Task description: From the entries below, please gather each line containing the string "text".
▽
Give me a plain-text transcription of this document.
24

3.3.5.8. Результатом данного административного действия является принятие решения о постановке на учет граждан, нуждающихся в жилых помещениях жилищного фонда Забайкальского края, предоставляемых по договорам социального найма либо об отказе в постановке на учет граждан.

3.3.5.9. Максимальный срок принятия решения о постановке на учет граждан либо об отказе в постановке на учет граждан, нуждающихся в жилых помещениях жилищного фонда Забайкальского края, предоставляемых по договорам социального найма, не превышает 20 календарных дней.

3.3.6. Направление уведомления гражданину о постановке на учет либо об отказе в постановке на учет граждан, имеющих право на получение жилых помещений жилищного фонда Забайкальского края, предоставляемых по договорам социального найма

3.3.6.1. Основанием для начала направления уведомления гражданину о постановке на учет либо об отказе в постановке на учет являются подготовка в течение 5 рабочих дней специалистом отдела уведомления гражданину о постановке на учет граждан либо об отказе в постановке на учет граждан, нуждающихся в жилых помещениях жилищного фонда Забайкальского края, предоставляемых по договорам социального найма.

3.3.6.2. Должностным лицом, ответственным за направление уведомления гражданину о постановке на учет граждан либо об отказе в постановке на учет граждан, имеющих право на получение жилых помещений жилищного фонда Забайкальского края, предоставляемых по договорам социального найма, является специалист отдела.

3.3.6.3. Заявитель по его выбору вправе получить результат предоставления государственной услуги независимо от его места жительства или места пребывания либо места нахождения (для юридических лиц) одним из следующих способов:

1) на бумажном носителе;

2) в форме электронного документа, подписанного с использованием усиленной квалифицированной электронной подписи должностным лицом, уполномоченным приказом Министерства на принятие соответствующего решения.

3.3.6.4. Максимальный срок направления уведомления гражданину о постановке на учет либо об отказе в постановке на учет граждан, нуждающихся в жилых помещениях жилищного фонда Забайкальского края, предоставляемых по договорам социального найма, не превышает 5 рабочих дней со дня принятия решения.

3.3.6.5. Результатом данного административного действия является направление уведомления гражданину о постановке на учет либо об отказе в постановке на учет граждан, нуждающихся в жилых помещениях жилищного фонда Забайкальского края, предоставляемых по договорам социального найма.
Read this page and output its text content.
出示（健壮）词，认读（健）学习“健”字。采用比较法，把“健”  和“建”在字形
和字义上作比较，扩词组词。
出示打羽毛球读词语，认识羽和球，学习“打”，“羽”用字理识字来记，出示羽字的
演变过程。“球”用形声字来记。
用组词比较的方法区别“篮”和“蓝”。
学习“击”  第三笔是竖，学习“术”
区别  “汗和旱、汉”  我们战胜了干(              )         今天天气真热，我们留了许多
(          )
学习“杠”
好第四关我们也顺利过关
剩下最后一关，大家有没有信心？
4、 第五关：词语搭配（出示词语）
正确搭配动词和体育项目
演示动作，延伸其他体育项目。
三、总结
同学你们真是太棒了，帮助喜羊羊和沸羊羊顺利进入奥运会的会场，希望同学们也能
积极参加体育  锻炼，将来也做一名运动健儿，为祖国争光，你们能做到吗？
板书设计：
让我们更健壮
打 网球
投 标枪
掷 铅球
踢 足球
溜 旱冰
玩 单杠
△
Full answer:
Give me a plain-text transcription of this document.
Read this page and output its text content.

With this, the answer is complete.